• Aim of the task: In the entries below, find every line with "JSON" and copy it.

◆ ◆ ◆

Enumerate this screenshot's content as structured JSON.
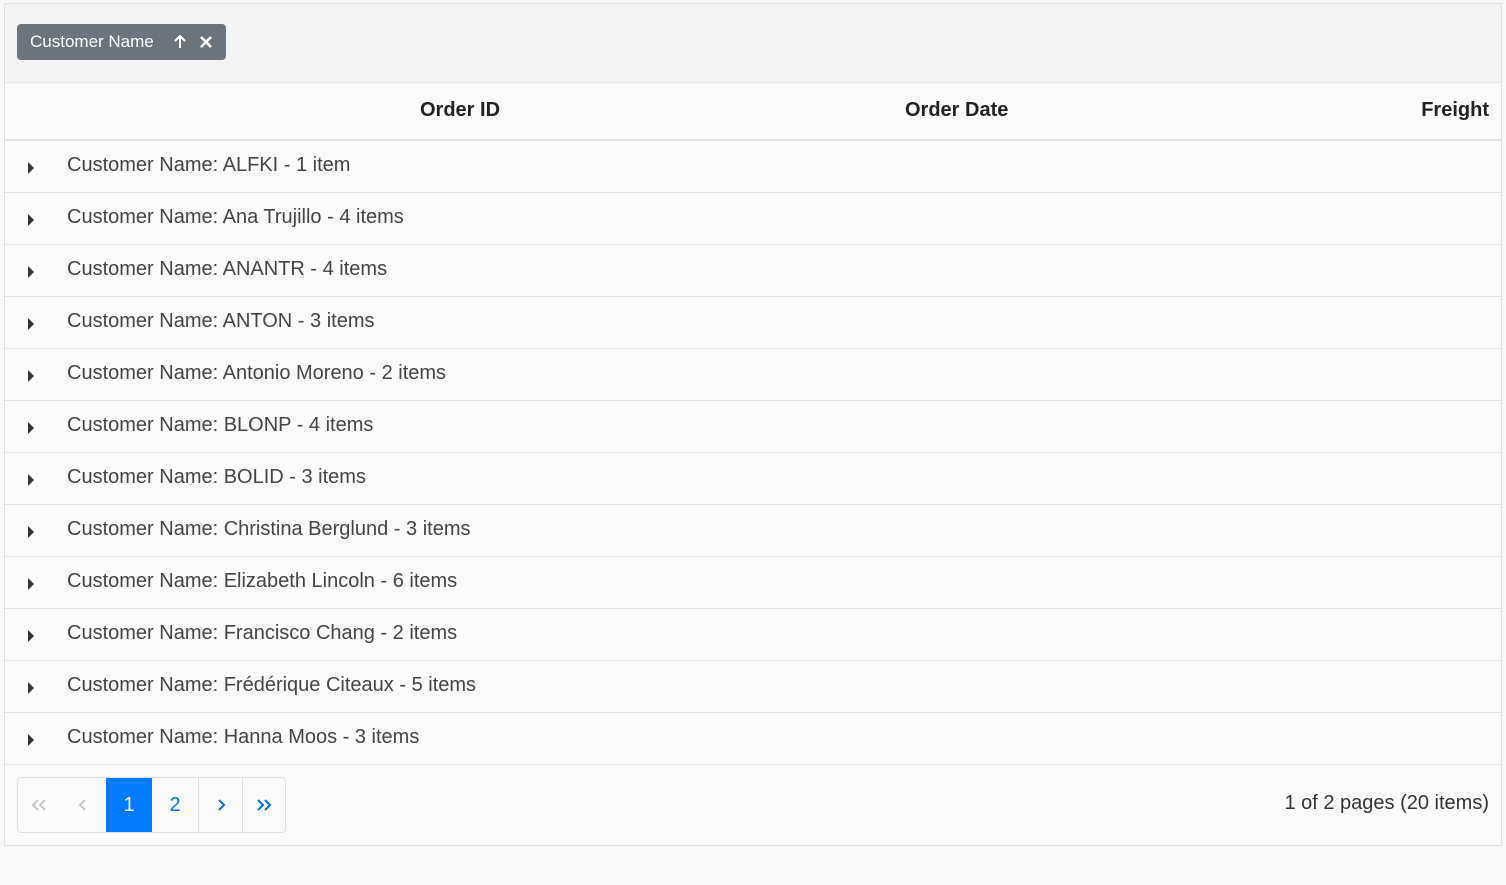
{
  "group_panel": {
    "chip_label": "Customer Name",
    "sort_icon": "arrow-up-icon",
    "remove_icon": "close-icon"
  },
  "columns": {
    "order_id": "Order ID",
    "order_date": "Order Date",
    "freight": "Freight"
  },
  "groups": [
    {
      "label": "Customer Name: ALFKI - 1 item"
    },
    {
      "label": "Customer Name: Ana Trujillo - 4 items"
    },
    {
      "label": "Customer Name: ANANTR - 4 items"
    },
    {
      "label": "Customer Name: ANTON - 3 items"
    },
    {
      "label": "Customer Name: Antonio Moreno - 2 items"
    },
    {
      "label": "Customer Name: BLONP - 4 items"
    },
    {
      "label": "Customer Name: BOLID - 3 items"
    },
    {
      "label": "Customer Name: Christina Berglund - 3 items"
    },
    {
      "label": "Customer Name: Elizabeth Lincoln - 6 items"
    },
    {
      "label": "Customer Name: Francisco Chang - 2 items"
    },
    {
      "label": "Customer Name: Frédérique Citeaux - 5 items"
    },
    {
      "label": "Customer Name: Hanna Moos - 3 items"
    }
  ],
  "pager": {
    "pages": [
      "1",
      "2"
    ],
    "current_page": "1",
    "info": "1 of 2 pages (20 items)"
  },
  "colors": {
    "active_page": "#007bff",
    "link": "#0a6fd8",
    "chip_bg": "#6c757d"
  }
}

◆ ◆ ◆

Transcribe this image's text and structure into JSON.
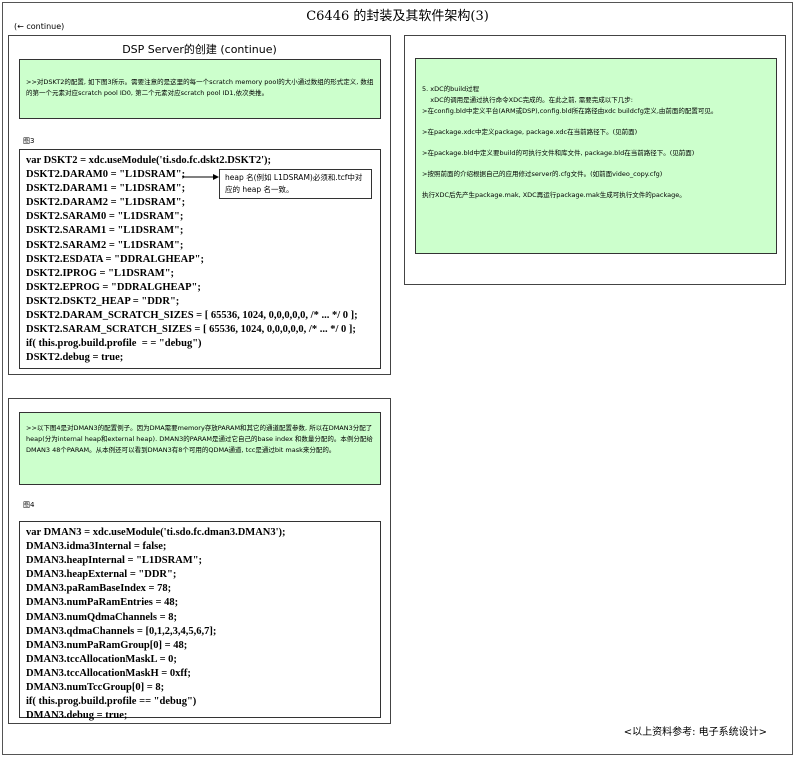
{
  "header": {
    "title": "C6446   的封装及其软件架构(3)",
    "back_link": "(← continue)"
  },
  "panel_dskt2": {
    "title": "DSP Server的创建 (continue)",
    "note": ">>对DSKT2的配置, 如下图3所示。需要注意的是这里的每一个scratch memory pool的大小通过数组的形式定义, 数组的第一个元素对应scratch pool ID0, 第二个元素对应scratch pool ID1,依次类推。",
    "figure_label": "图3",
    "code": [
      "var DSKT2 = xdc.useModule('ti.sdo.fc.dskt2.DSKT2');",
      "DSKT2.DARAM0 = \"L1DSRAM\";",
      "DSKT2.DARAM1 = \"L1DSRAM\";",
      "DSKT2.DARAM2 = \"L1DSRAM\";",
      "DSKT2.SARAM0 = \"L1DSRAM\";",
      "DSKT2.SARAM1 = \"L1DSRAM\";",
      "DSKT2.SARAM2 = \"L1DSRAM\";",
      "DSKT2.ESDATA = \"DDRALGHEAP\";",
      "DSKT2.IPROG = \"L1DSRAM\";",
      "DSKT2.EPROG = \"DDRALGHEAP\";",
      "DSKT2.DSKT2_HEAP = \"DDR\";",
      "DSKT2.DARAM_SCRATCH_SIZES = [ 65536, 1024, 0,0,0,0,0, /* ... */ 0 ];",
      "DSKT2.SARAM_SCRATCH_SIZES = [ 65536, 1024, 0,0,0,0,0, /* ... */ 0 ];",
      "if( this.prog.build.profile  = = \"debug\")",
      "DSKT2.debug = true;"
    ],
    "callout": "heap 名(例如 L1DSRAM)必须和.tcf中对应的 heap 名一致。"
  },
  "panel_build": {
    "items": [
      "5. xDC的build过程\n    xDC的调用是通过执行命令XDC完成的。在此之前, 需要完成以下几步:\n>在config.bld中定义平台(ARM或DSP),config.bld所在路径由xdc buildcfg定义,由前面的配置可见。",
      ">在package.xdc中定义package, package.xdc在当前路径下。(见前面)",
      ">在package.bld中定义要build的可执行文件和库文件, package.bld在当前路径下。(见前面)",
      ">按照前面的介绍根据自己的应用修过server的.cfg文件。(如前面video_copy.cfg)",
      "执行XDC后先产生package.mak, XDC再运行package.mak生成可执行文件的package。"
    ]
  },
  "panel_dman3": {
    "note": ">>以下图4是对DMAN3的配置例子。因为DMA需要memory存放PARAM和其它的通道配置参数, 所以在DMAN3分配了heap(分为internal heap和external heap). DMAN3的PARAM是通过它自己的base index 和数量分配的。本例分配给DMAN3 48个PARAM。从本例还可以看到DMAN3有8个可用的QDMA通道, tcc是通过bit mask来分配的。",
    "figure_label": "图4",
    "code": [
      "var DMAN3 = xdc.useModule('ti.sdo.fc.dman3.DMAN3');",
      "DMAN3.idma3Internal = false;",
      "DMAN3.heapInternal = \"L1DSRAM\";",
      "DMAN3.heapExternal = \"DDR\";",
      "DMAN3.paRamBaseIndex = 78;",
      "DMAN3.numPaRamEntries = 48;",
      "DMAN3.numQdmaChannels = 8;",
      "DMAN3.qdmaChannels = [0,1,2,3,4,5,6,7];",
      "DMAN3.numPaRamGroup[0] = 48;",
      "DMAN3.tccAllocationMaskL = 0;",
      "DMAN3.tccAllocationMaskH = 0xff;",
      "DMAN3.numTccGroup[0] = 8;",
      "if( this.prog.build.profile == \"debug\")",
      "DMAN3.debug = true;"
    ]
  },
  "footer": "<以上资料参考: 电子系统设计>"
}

◆ ◆ ◆

• Written reply:
Enumerate this screenshot's content as structured JSON.
Transcribe this image's text and structure into JSON.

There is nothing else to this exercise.